**Dataset:**
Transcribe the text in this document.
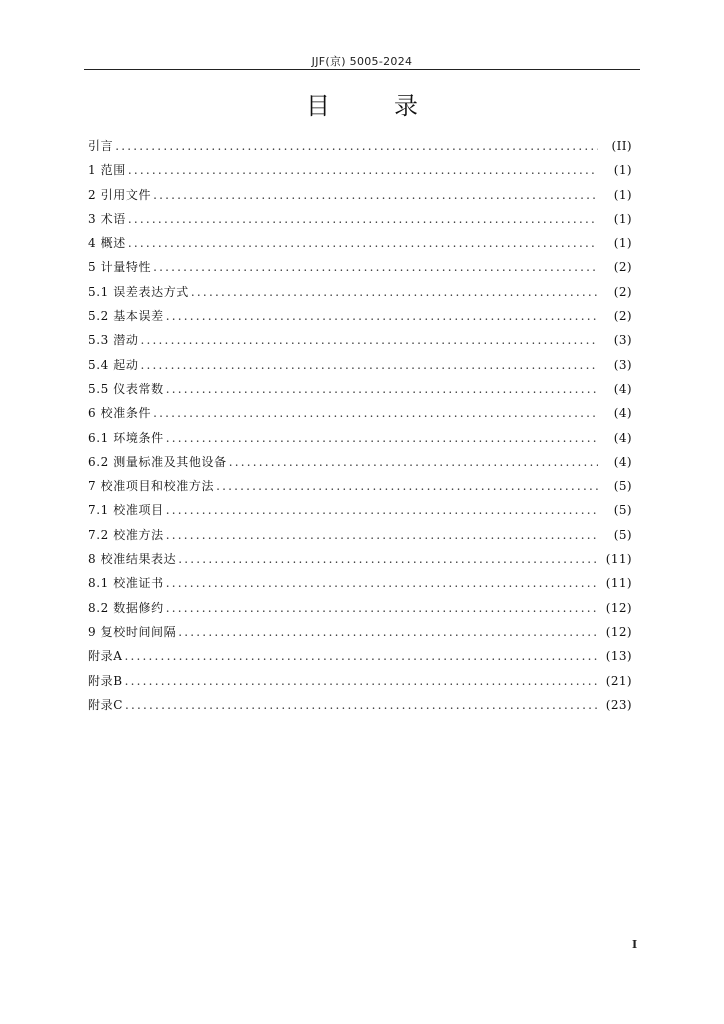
JJF(京) 5005-2024
目	录
引言 .....	(II)
1 范围 .....	(1)
2 引用文件 .....	(1)
3 术语 .....	(1)
4 概述 .....	(1)
5 计量特性 .....	(2)
5.1 误差表达方式 .....	(2)
5.2 基本误差 .....	(2)
5.3 潜动 .....	(3)
5.4 起动 .....	(3)
5.5 仪表常数 .....	(4)
6 校准条件 .....	(4)
6.1 环境条件 .....	(4)
6.2 测量标准及其他设备 .....	(4)
7 校准项目和校准方法 .....	(5)
7.1 校准项目 .....	(5)
7.2 校准方法 .....	(5)
8 校准结果表达 .....	(11)
8.1 校准证书 .....	(11)
8.2 数据修约 .....	(12)
9 复校时间间隔 .....	(12)
附录A .....	(13)
附录B .....	(21)
附录C .....	(23)
I
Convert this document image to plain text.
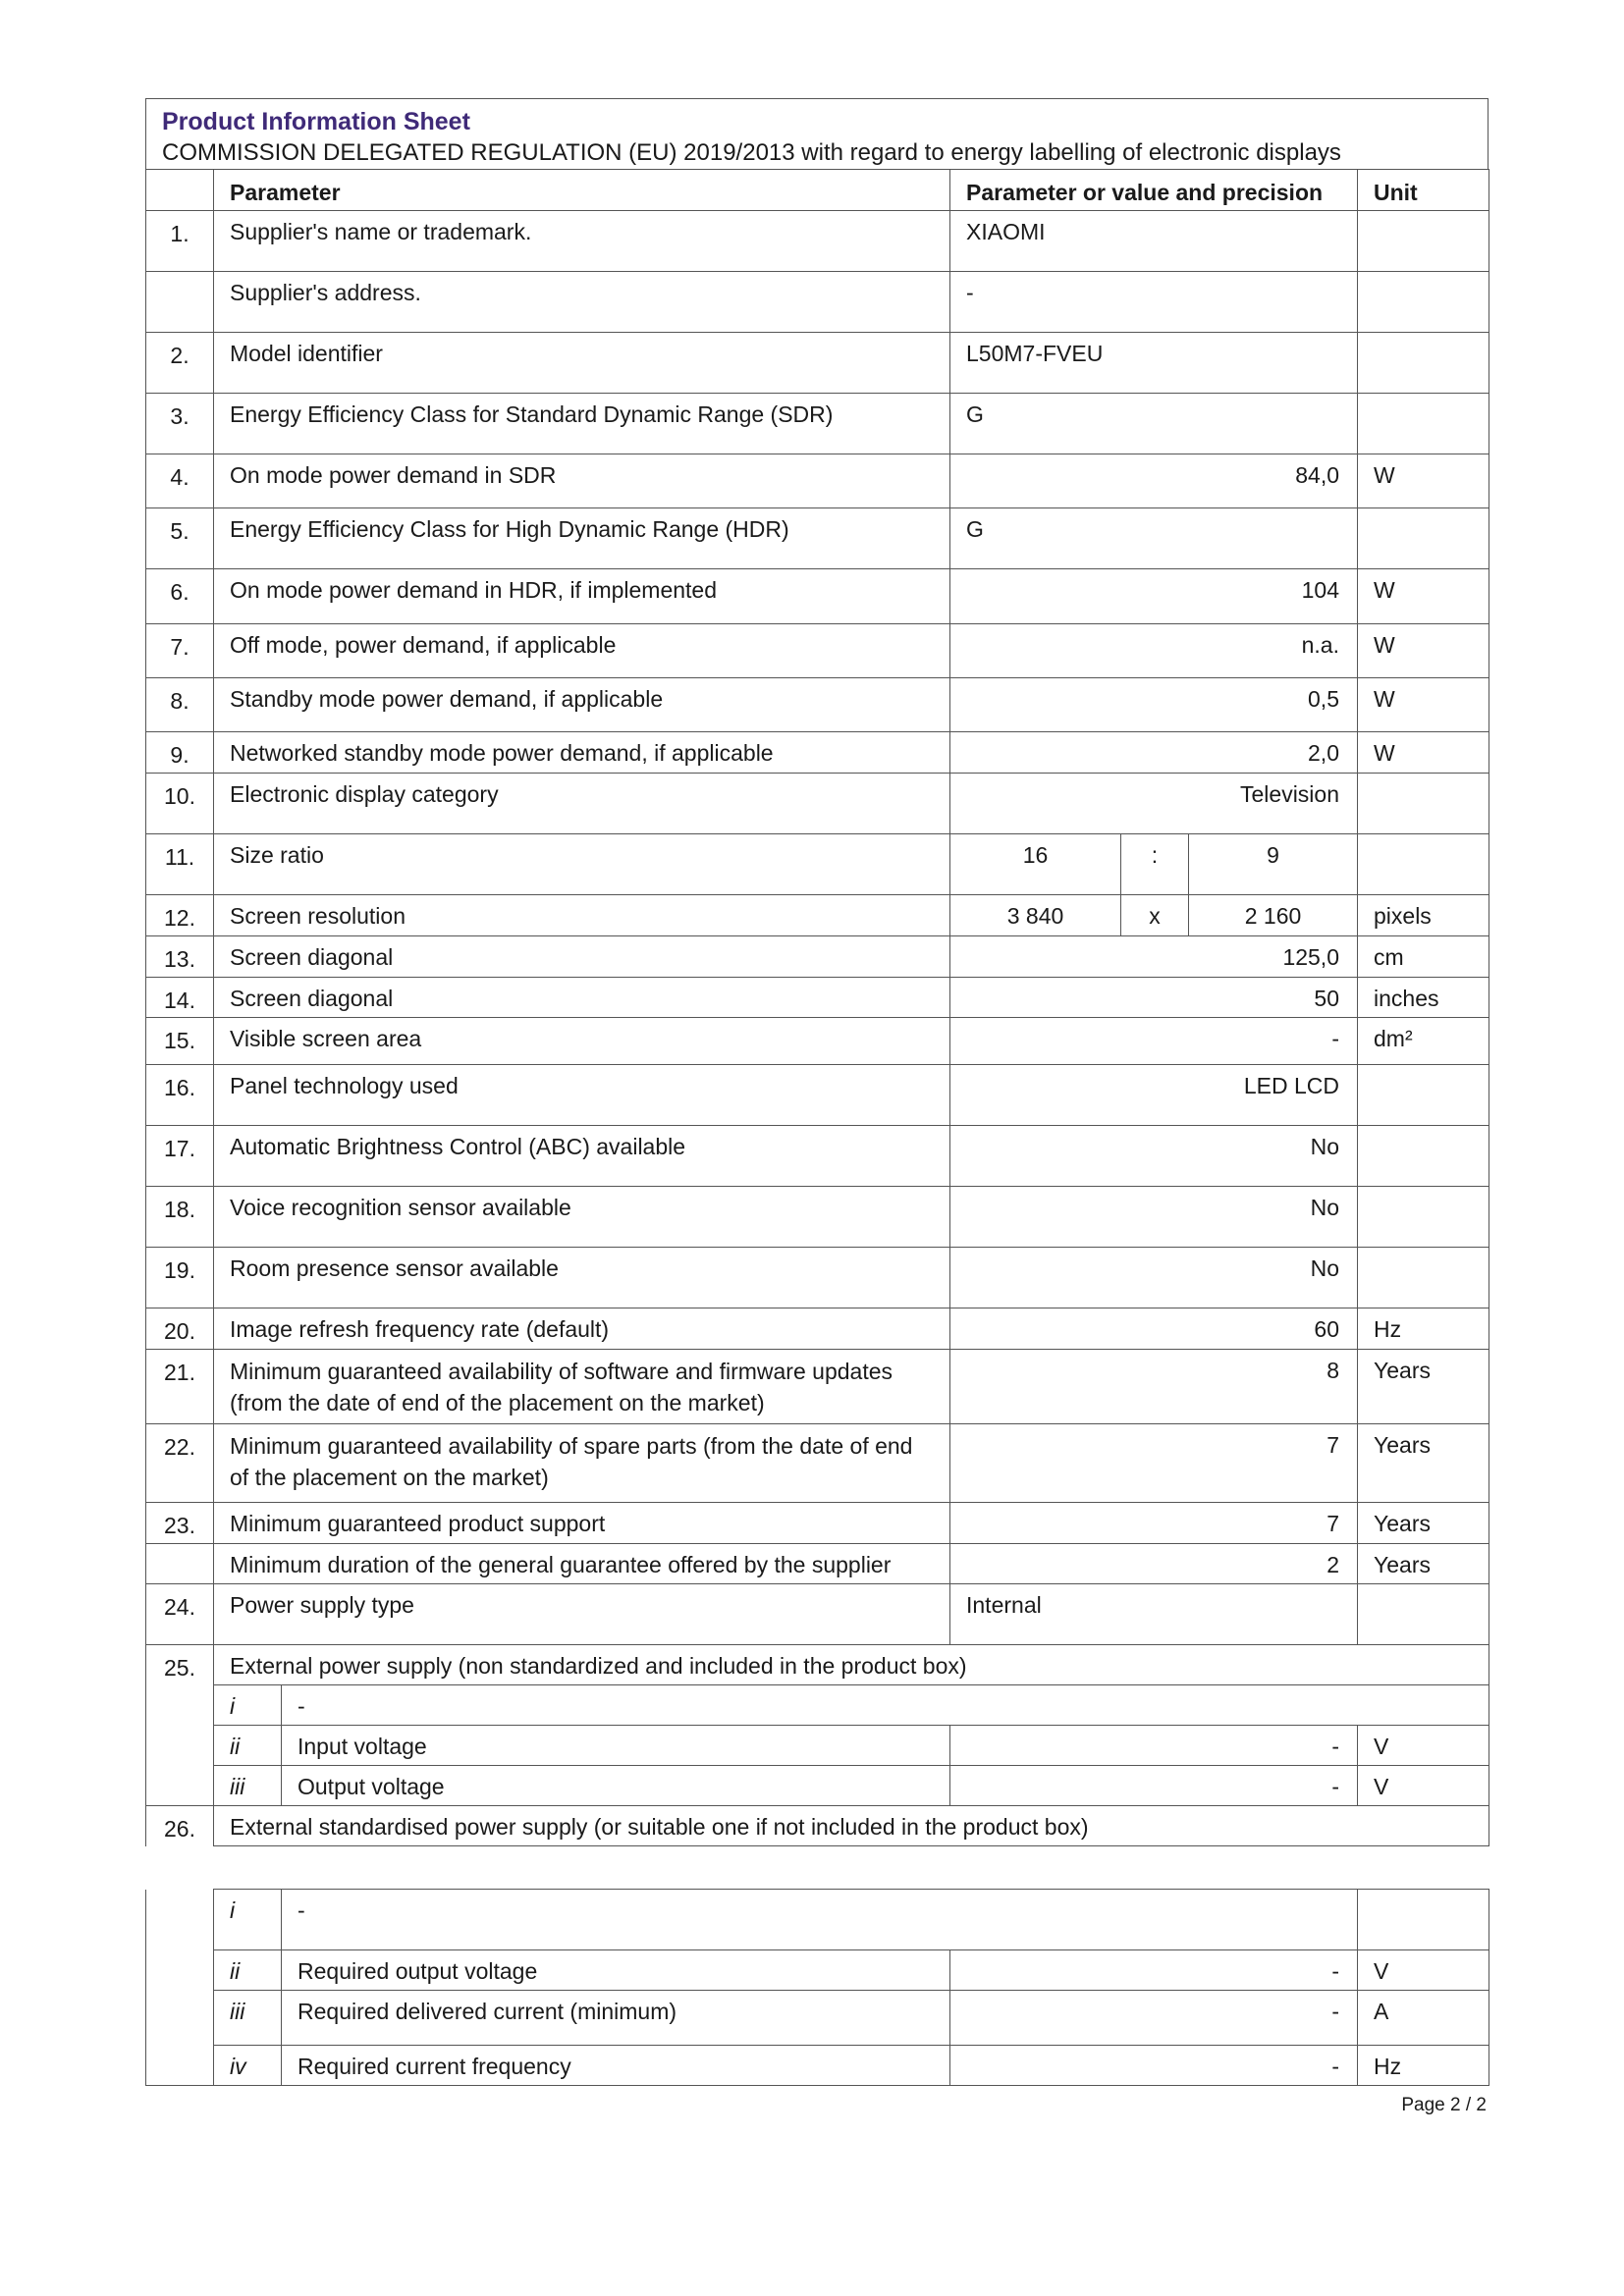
Product Information Sheet
COMMISSION DELEGATED REGULATION (EU) 2019/2013 with regard to energy labelling of electronic displays
	Parameter		Parameter or value and precision			Unit
1.	Supplier's name or trademark.		XIAOMI			
	Supplier's address.		-			
2.	Model identifier		L50M7-FVEU			
3.	Energy Efficiency Class for Standard Dynamic Range (SDR)		G			
4.	On mode power demand in SDR		84,0			W
5.	Energy Efficiency Class for High Dynamic Range (HDR)		G			
6.	On mode power demand in HDR, if implemented		104			W
7.	Off mode, power demand, if applicable		n.a.			W
8.	Standby mode power demand, if applicable		0,5			W
9.	Networked standby mode power demand, if applicable		2,0			W
10.	Electronic display category		Television			
11.	Size ratio		16	:	9	
12.	Screen resolution		3 840	x	2 160	pixels
13.	Screen diagonal		125,0			cm
14.	Screen diagonal		50			inches
15.	Visible screen area		-			dm²
16.	Panel technology used		LED LCD			
17.	Automatic Brightness Control (ABC) available		No			
18.	Voice recognition sensor available		No			
19.	Room presence sensor available		No			
20.	Image refresh frequency rate (default)		60			Hz
21.	Minimum guaranteed availability of software and firmware updates
(from the date of end of the placement on the market)		8			Years
22.	Minimum guaranteed availability of spare parts (from the date of end
of the placement on the market)		7			Years
23.	Minimum guaranteed product support		7			Years
	Minimum duration of the general guarantee offered by the supplier		2			Years
24.	Power supply type		Internal			
25.	External power supply (non standardized and included in the product box)					
	i	-				
	ii	Input voltage	-			V
	iii	Output voltage	-			V
26.	External standardised power supply (or suitable one if not included in the product box)					

	i	-				
	ii	Required output voltage	-			V
	iii	Required delivered current (minimum)	-			A
	iv	Required current frequency	-			Hz
Page 2 / 2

**What is needed:** Take every line that includes the string "available" and copy it.

**Correct result:**
17.	Automatic Brightness Control (ABC) available		No			
18.	Voice recognition sensor available		No			
19.	Room presence sensor available		No			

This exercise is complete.